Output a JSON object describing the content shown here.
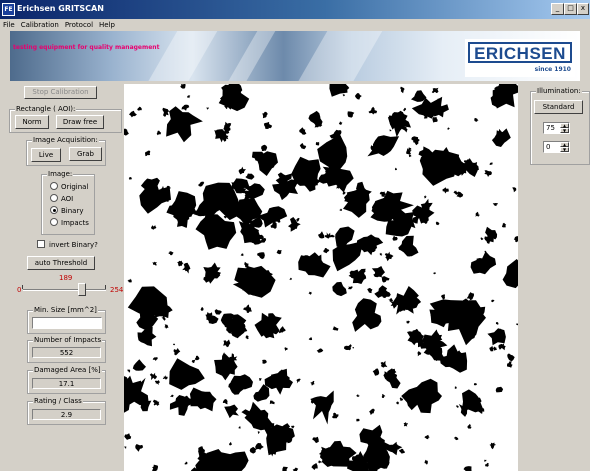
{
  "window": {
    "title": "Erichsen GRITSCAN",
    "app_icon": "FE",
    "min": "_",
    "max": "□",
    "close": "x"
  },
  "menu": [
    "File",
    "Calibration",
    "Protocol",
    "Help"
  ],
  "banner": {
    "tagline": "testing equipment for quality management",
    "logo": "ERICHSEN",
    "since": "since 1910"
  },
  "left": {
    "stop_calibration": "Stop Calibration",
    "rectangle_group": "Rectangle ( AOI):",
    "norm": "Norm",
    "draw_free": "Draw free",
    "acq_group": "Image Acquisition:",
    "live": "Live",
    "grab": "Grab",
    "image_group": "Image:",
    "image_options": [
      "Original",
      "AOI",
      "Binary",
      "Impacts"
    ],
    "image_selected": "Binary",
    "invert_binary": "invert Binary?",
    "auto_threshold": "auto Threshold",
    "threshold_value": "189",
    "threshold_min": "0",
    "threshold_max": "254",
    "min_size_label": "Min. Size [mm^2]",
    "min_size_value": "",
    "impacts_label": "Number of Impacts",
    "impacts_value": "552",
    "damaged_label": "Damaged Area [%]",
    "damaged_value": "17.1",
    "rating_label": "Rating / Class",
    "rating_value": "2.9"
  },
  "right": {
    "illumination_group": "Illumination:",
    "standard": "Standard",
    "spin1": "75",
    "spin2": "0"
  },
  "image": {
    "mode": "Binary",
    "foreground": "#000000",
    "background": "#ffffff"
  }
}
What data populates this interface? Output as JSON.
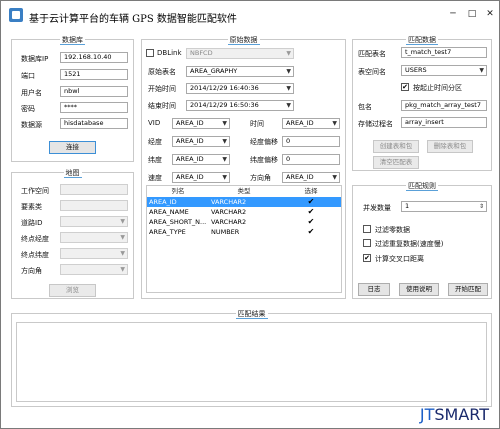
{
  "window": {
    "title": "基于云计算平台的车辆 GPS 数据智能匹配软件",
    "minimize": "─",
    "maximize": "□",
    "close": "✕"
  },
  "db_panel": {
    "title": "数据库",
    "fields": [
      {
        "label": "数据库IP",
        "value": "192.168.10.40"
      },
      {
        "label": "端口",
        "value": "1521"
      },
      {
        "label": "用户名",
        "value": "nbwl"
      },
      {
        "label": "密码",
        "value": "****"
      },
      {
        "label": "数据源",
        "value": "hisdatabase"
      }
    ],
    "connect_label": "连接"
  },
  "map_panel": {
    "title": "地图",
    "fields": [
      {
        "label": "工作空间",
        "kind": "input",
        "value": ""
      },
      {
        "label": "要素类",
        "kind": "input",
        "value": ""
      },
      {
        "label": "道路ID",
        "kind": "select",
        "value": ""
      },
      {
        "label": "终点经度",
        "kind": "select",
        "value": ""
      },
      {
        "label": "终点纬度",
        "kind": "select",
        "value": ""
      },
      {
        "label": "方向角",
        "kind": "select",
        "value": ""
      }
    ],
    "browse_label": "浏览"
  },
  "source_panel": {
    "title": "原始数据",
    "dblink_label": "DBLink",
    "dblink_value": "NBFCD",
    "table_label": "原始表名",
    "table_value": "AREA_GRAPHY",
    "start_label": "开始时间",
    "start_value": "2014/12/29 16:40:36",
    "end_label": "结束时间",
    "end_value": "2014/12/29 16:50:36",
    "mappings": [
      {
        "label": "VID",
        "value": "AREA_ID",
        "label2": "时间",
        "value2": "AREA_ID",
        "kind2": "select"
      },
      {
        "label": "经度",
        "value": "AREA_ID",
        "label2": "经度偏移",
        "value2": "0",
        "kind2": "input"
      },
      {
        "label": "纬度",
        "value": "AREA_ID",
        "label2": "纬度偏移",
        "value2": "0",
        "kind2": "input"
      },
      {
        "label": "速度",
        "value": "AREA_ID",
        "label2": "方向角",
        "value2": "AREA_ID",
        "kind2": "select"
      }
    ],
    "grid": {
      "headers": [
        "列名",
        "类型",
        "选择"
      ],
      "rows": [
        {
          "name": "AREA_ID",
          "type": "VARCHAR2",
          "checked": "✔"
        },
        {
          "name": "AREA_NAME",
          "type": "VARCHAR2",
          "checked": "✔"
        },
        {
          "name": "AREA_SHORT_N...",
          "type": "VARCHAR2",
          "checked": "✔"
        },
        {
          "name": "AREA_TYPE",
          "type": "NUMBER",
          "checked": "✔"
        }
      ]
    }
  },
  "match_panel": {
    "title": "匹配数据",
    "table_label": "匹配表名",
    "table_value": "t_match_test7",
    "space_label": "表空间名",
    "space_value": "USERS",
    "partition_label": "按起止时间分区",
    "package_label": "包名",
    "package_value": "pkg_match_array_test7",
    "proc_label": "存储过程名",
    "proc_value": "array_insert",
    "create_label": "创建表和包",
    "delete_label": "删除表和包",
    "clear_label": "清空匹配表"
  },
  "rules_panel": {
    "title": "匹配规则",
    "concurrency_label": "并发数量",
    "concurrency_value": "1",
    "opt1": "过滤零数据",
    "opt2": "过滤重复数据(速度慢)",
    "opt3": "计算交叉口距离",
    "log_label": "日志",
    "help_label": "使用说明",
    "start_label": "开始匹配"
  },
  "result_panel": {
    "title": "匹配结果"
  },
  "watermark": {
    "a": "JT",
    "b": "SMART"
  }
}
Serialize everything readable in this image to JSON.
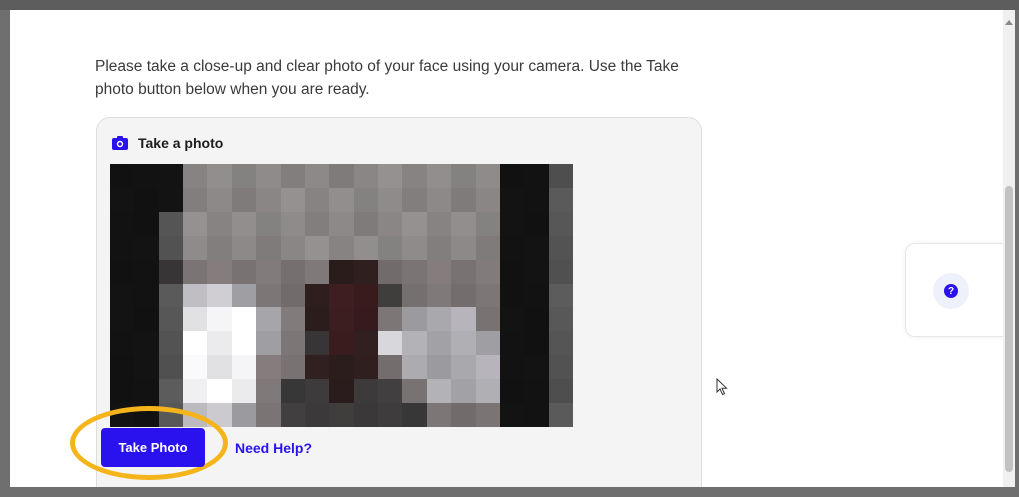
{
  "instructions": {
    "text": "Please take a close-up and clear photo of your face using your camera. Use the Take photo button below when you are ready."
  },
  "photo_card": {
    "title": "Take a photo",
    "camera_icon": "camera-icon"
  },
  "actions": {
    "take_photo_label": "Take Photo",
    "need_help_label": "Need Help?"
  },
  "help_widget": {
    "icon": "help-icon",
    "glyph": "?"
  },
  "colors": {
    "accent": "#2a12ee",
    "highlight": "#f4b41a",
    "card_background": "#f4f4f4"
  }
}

-*-*-

▶ **THE REQUEST**
Make an exact copy of the lines above, starting at the line that contains "Serialize everything readable" and running through the final line of the entries. Omit the pictures.

▶ **EXERCISE RESULT**
Serialize everything readable in this image to JSON.
{
  "instructions": {
    "text": "Please take a close-up and clear photo of your face using your camera. Use the Take photo button below when you are ready."
  },
  "photo_card": {
    "title": "Take a photo",
    "camera_icon": "camera-icon"
  },
  "actions": {
    "take_photo_label": "Take Photo",
    "need_help_label": "Need Help?"
  },
  "help_widget": {
    "icon": "help-icon",
    "glyph": "?"
  },
  "colors": {
    "accent": "#2a12ee",
    "highlight": "#f4b41a",
    "card_background": "#f4f4f4"
  }
}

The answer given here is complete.